■ Task directions
Please reproduce the listing below word for word, leaving out the pictures.

■ Task data
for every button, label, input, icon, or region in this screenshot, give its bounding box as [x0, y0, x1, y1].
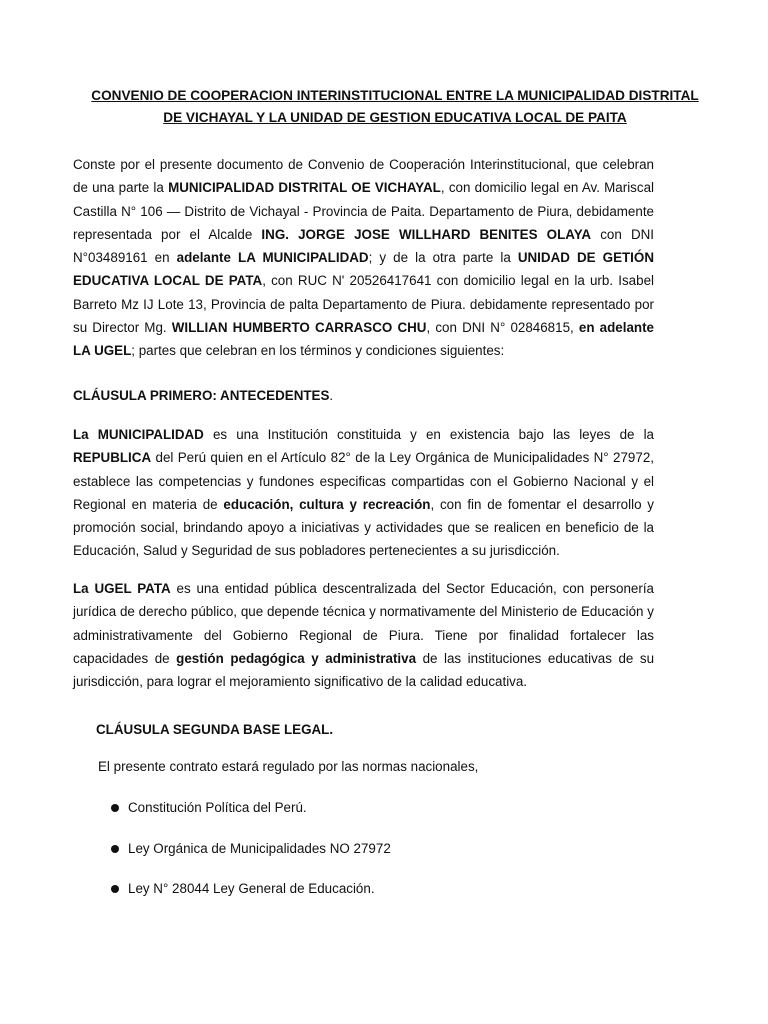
- list-item-text: Ley N° 28044 Ley General de Educación.: [128, 881, 375, 896]
- bold-text: REPUBLICA: [73, 450, 152, 466]
- bold-text: educación, cultura y recreación: [223, 496, 431, 512]
- document-title-line-2: DE VICHAYAL Y LA UNIDAD DE GESTION EDUCATIVA LOCAL DE PAITA: [163, 110, 627, 125]
- clause-2-heading: CLÁUSULA SEGUNDA BASE LEGAL.: [96, 722, 334, 737]
- ugel-name: UNIDAD DE GETIÓN EDUCATIVA LOCAL DE PATA: [73, 250, 654, 289]
- municipality-name: MUNICIPALIDAD DISTRITAL OE VICHAYAL: [168, 180, 441, 196]
- paragraph-text: es una Institución constituida y en existencia bajo las leyes de la: [203, 427, 654, 442]
- paragraph-text: es una entidad pública descentralizada del Sector Educación, con personería jurídica de derecho público, que depende técnica y normativamente del Ministerio de Educación y administrativamente del Gobierno Regional de Piura. Tiene por finalidad fortalecer las capacidades de: [73, 581, 654, 666]
- bold-text: La MUNICIPALIDAD: [73, 427, 204, 442]
- paragraph-text: , con domicilio legal en Av. Mariscal Castilla N° 106 — Distrito de Vichayal - Provincia de Paita. Departamento de Piura, debidamente representada por el Alcalde: [73, 180, 654, 242]
- legal-basis-list: [108, 798, 391, 920]
- clause-1-heading-period: .: [329, 388, 334, 403]
- municipality-alias: adelante LA MUNICIPALIDAD: [176, 250, 369, 266]
- clause-1-heading: [73, 386, 333, 406]
- paragraph-text: , con DNI N° 02846815,: [426, 320, 579, 336]
- paragraph-text: , con fin de fomentar el desarrollo y promoción social, brindando apoyo a iniciativas y actividades que se realicen en beneficio de la Educación, Salud y Seguridad de sus pobladores pertenecientes a su jurisdicción.: [73, 496, 654, 559]
- ugel-alias: en adelante LA UGEL: [73, 320, 654, 359]
- ugel-background-paragraph: [73, 577, 654, 693]
- bold-text: La UGEL PATA: [73, 581, 171, 596]
- paragraph-text: del Perú quien en el Artículo 82° de la Ley Orgánica de Municipalidades N° 27972, establece las competencias y fundones especificas compartidas con el Gobierno Nacional y el Regional en materia de: [73, 450, 654, 512]
- list-item-text: Constitución Política del Perú.: [128, 800, 307, 815]
- bullet-icon: [111, 845, 119, 853]
- list-item-text: Ley Orgánica de Municipalidades NO 27972: [128, 840, 391, 856]
- clause-2-intro: El presente contrato estará regulado por las normas nacionales,: [98, 759, 479, 774]
- municipality-background-paragraph: [73, 423, 654, 563]
- list-item: [108, 798, 391, 839]
- document-title-line-1: CONVENIO DE COOPERACION INTERINSTITUCIONAL ENTRE LA MUNICIPALIDAD DISTRITAL: [91, 88, 699, 103]
- paragraph-text: , con RUC N' 20526417641 con domicilio legal en la urb. Isabel Barreto Mz IJ Lote 13, Provincia de palta Departamento de Piura. debidamente representado por su Director Mg.: [73, 273, 654, 336]
- bold-text: gestión pedagógica y administrativa: [176, 650, 417, 666]
- bullet-icon: [111, 804, 119, 812]
- list-item: [108, 879, 391, 920]
- mayor-name: ING. JORGE JOSE WILLHARD BENITES OLAYA: [261, 226, 592, 242]
- list-item: [108, 839, 391, 880]
- paragraph-text: de las instituciones educativas de su jurisdicción, para lograr el mejoramiento significativo de la calidad educativa.: [73, 650, 655, 690]
- paragraph-text: ; partes que celebran en los términos y condiciones siguientes:: [131, 343, 505, 359]
- paragraph-text: ; y de la otra parte la: [368, 250, 518, 266]
- parties-paragraph: [73, 153, 654, 363]
- bullet-icon: [111, 885, 119, 893]
- paragraph-text: Conste por el presente documento de Convenio de Cooperación Interinstitucional, que celebran de una parte la: [73, 157, 654, 196]
- clause-1-heading-text: CLÁUSULA PRIMERO: ANTECEDENTES: [73, 388, 330, 403]
- paragraph-text: con DNI N°03489161 en: [73, 226, 655, 266]
- director-name: WILLIAN HUMBERTO CARRASCO CHU: [171, 320, 427, 336]
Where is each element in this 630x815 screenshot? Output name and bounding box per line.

■ Result of this exercise
for every button, label, input, icon, or region in this screenshot, give its bounding box as [x0, y0, x1, y1].
- list-item-text: Ley N° 28044 Ley General de Educación.: [128, 881, 375, 896]
- bold-text: REPUBLICA: [73, 450, 152, 466]
- bold-text: educación, cultura y recreación: [223, 496, 431, 512]
- document-title-line-2: DE VICHAYAL Y LA UNIDAD DE GESTION EDUCATIVA LOCAL DE PAITA: [163, 110, 627, 125]
- clause-2-heading: CLÁUSULA SEGUNDA BASE LEGAL.: [96, 722, 334, 737]
- ugel-name: UNIDAD DE GETIÓN EDUCATIVA LOCAL DE PATA: [73, 250, 654, 289]
- municipality-name: MUNICIPALIDAD DISTRITAL OE VICHAYAL: [168, 180, 441, 196]
- paragraph-text: es una Institución constituida y en existencia bajo las leyes de la: [203, 427, 654, 442]
- paragraph-text: es una entidad pública descentralizada del Sector Educación, con personería jurídica de derecho público, que depende técnica y normativamente del Ministerio de Educación y administrativamente del Gobierno Regional de Piura. Tiene por finalidad fortalecer las capacidades de: [73, 581, 654, 666]
- bold-text: La MUNICIPALIDAD: [73, 427, 204, 442]
- paragraph-text: , con domicilio legal en Av. Mariscal Castilla N° 106 — Distrito de Vichayal - Provincia de Paita. Departamento de Piura, debidamente representada por el Alcalde: [73, 180, 654, 242]
- legal-basis-list: [108, 798, 391, 920]
- clause-1-heading-period: .: [329, 388, 334, 403]
- municipality-alias: adelante LA MUNICIPALIDAD: [176, 250, 369, 266]
- clause-1-heading: [73, 386, 333, 406]
- paragraph-text: , con DNI N° 02846815,: [426, 320, 579, 336]
- paragraph-text: , con fin de fomentar el desarrollo y promoción social, brindando apoyo a iniciativas y actividades que se realicen en beneficio de la Educación, Salud y Seguridad de sus pobladores pertenecientes a su jurisdicción.: [73, 496, 654, 559]
- ugel-alias: en adelante LA UGEL: [73, 320, 654, 359]
- ugel-background-paragraph: [73, 577, 654, 693]
- bold-text: La UGEL PATA: [73, 581, 171, 596]
- paragraph-text: del Perú quien en el Artículo 82° de la Ley Orgánica de Municipalidades N° 27972, establece las competencias y fundones especificas compartidas con el Gobierno Nacional y el Regional en materia de: [73, 450, 654, 512]
- list-item-text: Constitución Política del Perú.: [128, 800, 307, 815]
- bullet-icon: [111, 845, 119, 853]
- list-item-text: Ley Orgánica de Municipalidades NO 27972: [128, 840, 391, 856]
- clause-2-intro: El presente contrato estará regulado por las normas nacionales,: [98, 759, 479, 774]
- municipality-background-paragraph: [73, 423, 654, 563]
- list-item: [108, 798, 391, 839]
- document-title-line-1: CONVENIO DE COOPERACION INTERINSTITUCIONAL ENTRE LA MUNICIPALIDAD DISTRITAL: [91, 88, 699, 103]
- paragraph-text: , con RUC N' 20526417641 con domicilio legal en la urb. Isabel Barreto Mz IJ Lote 13, Provincia de palta Departamento de Piura. debidamente representado por su Director Mg.: [73, 273, 654, 336]
- bold-text: gestión pedagógica y administrativa: [176, 650, 417, 666]
- bullet-icon: [111, 804, 119, 812]
- list-item: [108, 879, 391, 920]
- mayor-name: ING. JORGE JOSE WILLHARD BENITES OLAYA: [261, 226, 592, 242]
- list-item: [108, 839, 391, 880]
- paragraph-text: de las instituciones educativas de su jurisdicción, para lograr el mejoramiento significativo de la calidad educativa.: [73, 650, 655, 690]
- paragraph-text: ; partes que celebran en los términos y condiciones siguientes:: [131, 343, 505, 359]
- paragraph-text: ; y de la otra parte la: [368, 250, 518, 266]
- parties-paragraph: [73, 153, 654, 363]
- bullet-icon: [111, 885, 119, 893]
- paragraph-text: Conste por el presente documento de Convenio de Cooperación Interinstitucional, que celebran de una parte la: [73, 157, 654, 196]
- clause-1-heading-text: CLÁUSULA PRIMERO: ANTECEDENTES: [73, 388, 330, 403]
- paragraph-text: con DNI N°03489161 en: [73, 226, 655, 266]
- director-name: WILLIAN HUMBERTO CARRASCO CHU: [171, 320, 427, 336]
Where is each element in this 630x815 screenshot? Output name and bounding box per line.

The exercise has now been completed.